:: Records to use ::

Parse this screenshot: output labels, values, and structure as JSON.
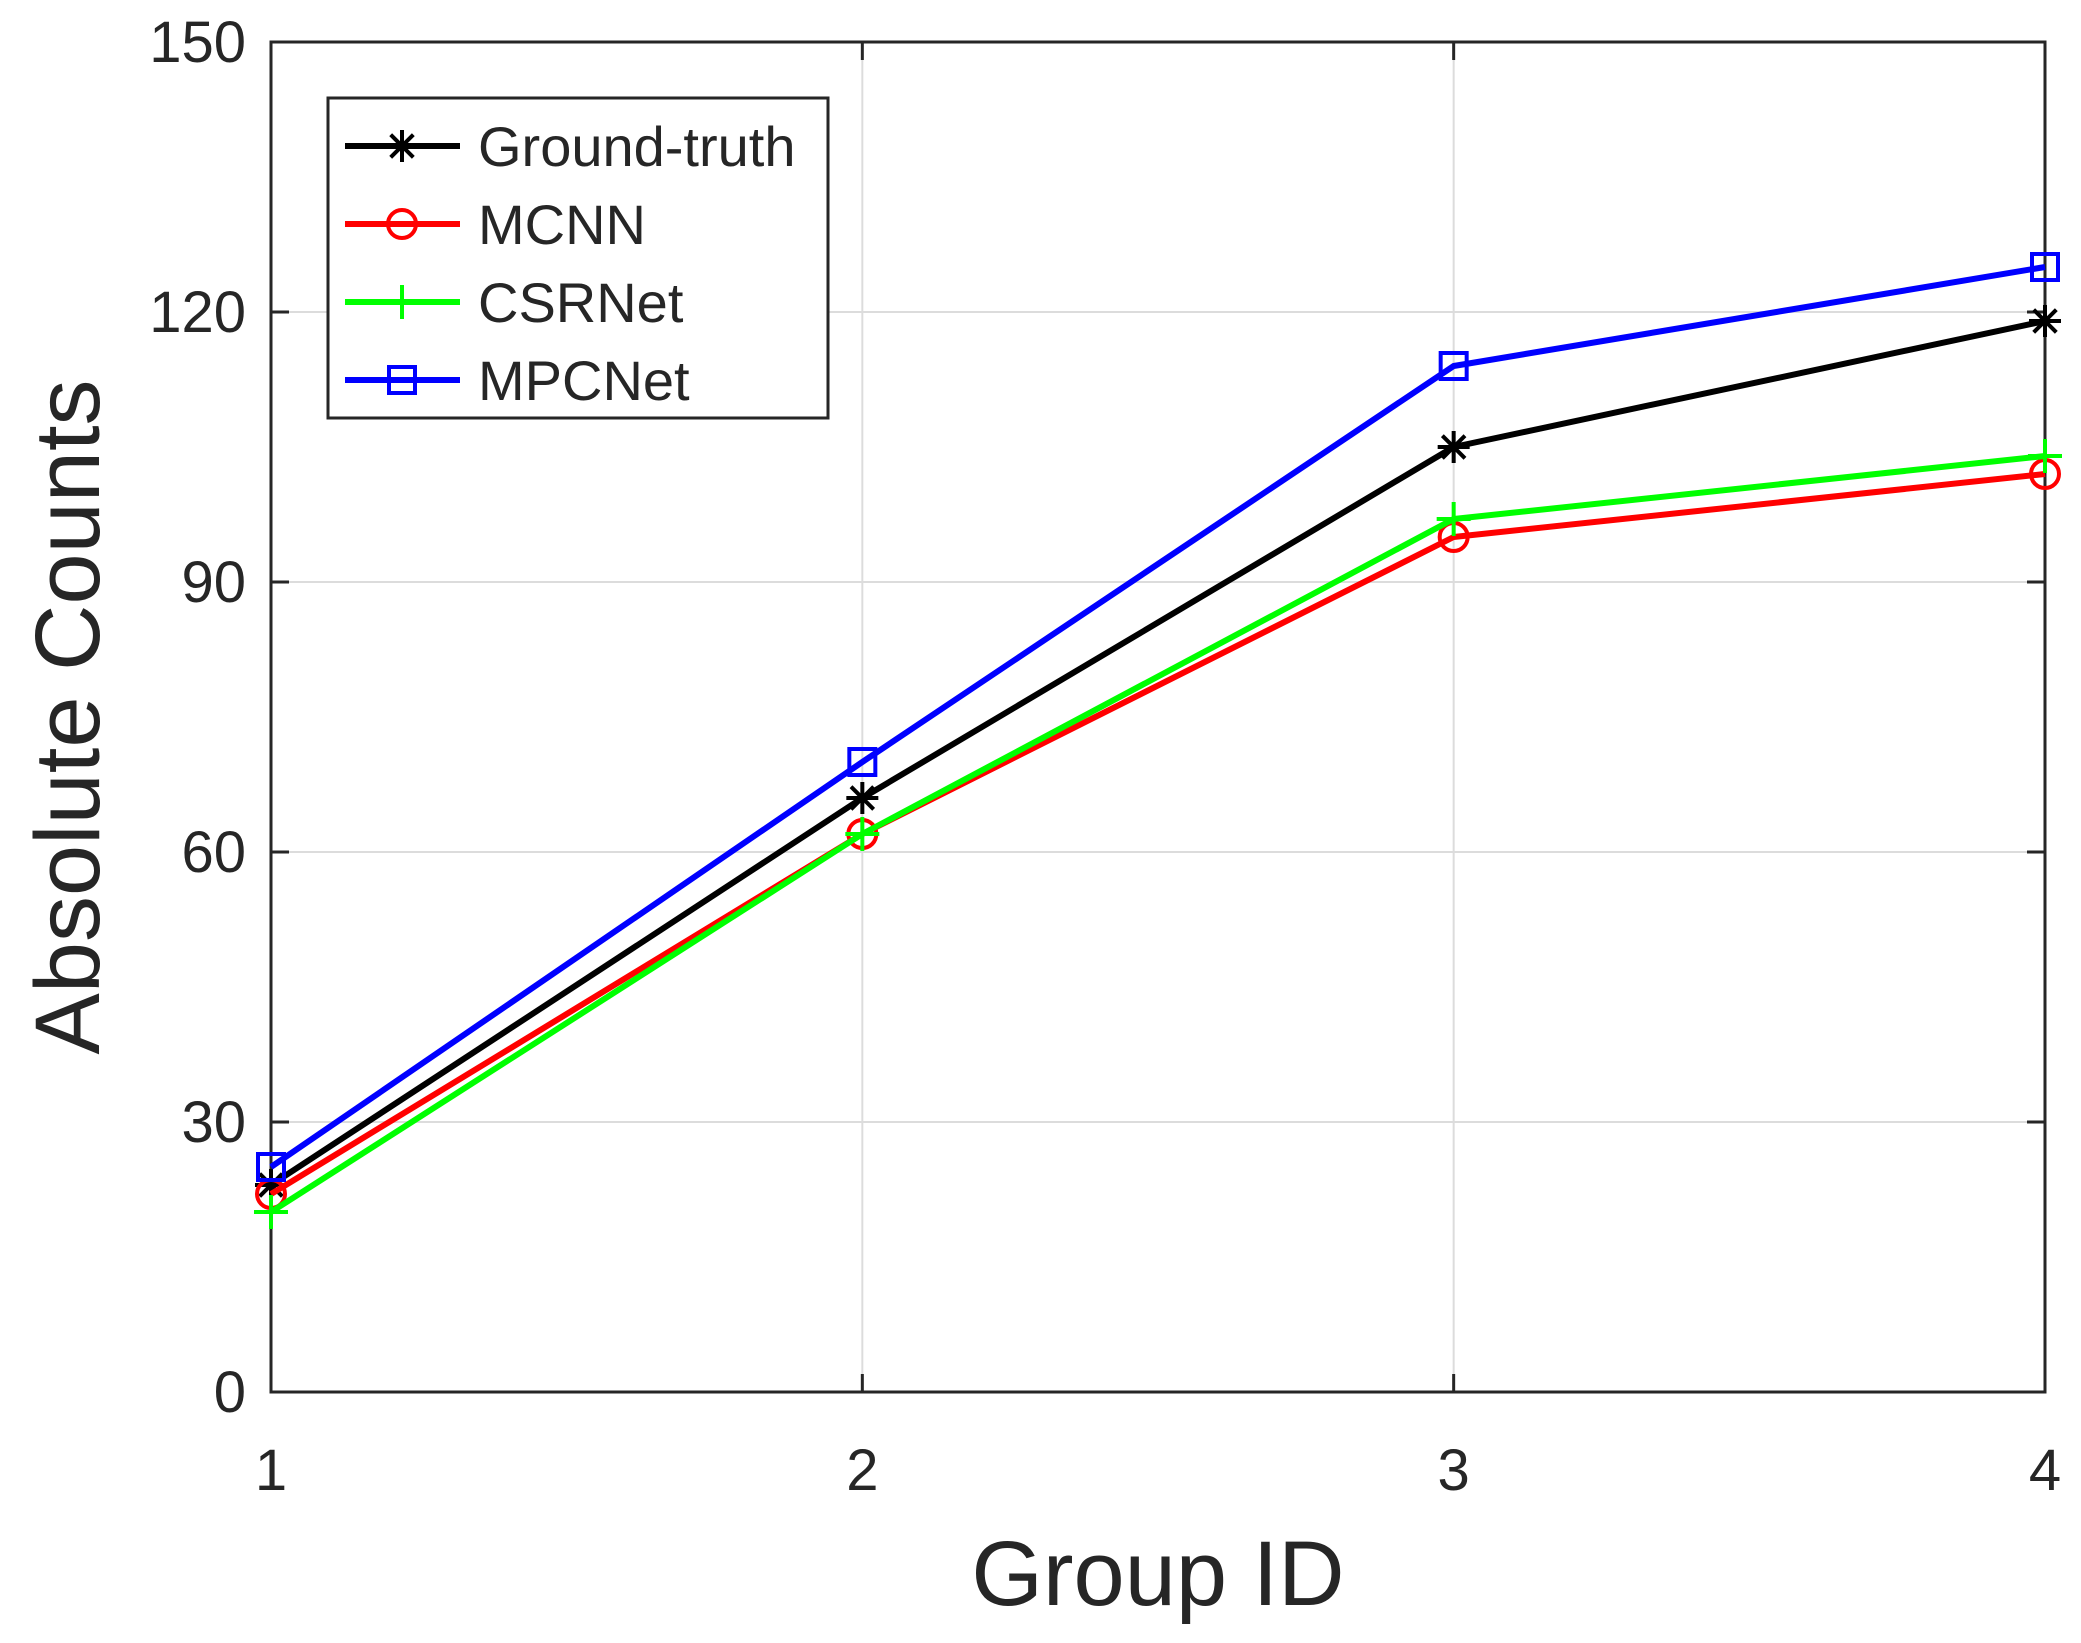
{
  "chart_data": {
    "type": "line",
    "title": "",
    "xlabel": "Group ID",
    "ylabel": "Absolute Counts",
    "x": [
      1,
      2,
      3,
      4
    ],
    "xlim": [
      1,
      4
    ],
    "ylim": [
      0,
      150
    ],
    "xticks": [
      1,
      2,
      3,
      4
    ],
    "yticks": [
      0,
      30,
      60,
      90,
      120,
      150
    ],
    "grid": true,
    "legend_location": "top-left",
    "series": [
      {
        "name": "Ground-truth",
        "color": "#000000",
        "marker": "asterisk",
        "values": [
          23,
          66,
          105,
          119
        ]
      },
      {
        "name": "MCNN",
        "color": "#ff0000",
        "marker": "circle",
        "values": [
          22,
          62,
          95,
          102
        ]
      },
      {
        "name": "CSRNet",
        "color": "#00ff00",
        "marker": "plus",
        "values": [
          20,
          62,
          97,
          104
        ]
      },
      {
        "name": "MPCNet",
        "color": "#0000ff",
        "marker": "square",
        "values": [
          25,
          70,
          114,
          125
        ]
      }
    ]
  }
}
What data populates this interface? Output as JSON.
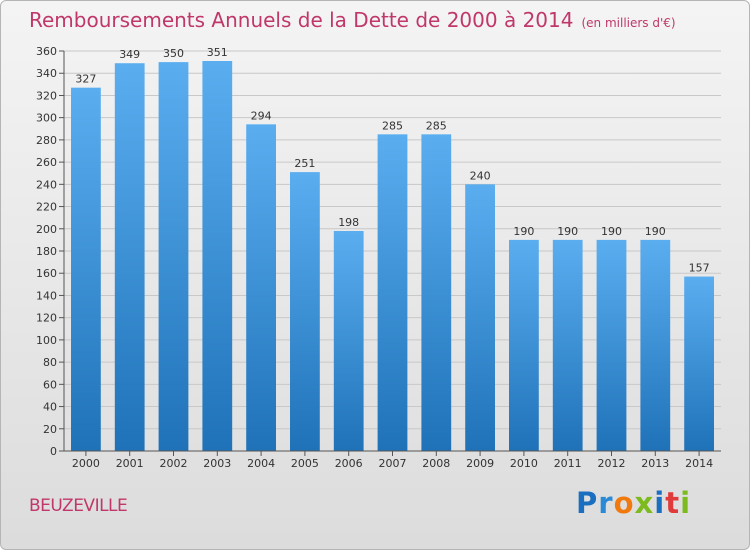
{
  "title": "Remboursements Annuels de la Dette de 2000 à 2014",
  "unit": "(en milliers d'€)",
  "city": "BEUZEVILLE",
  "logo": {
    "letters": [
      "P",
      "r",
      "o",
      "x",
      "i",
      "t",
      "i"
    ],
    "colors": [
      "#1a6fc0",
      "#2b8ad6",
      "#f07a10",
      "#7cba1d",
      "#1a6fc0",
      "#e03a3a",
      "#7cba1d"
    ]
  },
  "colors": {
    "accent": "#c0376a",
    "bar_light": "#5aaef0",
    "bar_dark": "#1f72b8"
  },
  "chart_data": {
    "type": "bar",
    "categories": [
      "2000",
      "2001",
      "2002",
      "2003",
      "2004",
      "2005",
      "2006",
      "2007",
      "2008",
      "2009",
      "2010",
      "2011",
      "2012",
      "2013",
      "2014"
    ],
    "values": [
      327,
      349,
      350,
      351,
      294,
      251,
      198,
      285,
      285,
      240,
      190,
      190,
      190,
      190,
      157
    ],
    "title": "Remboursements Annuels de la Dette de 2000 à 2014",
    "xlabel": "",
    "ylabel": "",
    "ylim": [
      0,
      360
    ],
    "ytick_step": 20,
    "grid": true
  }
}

:::

Make an exact reproduction of the listing above, without any pictures.

# Answer to this problem:
Parse this screenshot: output labels, values, and structure as JSON.
{
  "chart_data": {
    "type": "line",
    "title": "",
    "xlabel": "Group ID",
    "ylabel": "Absolute Counts",
    "x": [
      1,
      2,
      3,
      4
    ],
    "xlim": [
      1,
      4
    ],
    "ylim": [
      0,
      150
    ],
    "xticks": [
      1,
      2,
      3,
      4
    ],
    "yticks": [
      0,
      30,
      60,
      90,
      120,
      150
    ],
    "grid": true,
    "legend_location": "top-left",
    "series": [
      {
        "name": "Ground-truth",
        "color": "#000000",
        "marker": "asterisk",
        "values": [
          23,
          66,
          105,
          119
        ]
      },
      {
        "name": "MCNN",
        "color": "#ff0000",
        "marker": "circle",
        "values": [
          22,
          62,
          95,
          102
        ]
      },
      {
        "name": "CSRNet",
        "color": "#00ff00",
        "marker": "plus",
        "values": [
          20,
          62,
          97,
          104
        ]
      },
      {
        "name": "MPCNet",
        "color": "#0000ff",
        "marker": "square",
        "values": [
          25,
          70,
          114,
          125
        ]
      }
    ]
  }
}
What data populates this interface? Output as JSON.
{
  "title": "Remboursements Annuels de la Dette de 2000 à 2014",
  "unit": "(en milliers d'€)",
  "city": "BEUZEVILLE",
  "logo": {
    "letters": [
      "P",
      "r",
      "o",
      "x",
      "i",
      "t",
      "i"
    ],
    "colors": [
      "#1a6fc0",
      "#2b8ad6",
      "#f07a10",
      "#7cba1d",
      "#1a6fc0",
      "#e03a3a",
      "#7cba1d"
    ]
  },
  "colors": {
    "accent": "#c0376a",
    "bar_light": "#5aaef0",
    "bar_dark": "#1f72b8"
  },
  "chart_data": {
    "type": "bar",
    "categories": [
      "2000",
      "2001",
      "2002",
      "2003",
      "2004",
      "2005",
      "2006",
      "2007",
      "2008",
      "2009",
      "2010",
      "2011",
      "2012",
      "2013",
      "2014"
    ],
    "values": [
      327,
      349,
      350,
      351,
      294,
      251,
      198,
      285,
      285,
      240,
      190,
      190,
      190,
      190,
      157
    ],
    "title": "Remboursements Annuels de la Dette de 2000 à 2014",
    "xlabel": "",
    "ylabel": "",
    "ylim": [
      0,
      360
    ],
    "ytick_step": 20,
    "grid": true
  }
}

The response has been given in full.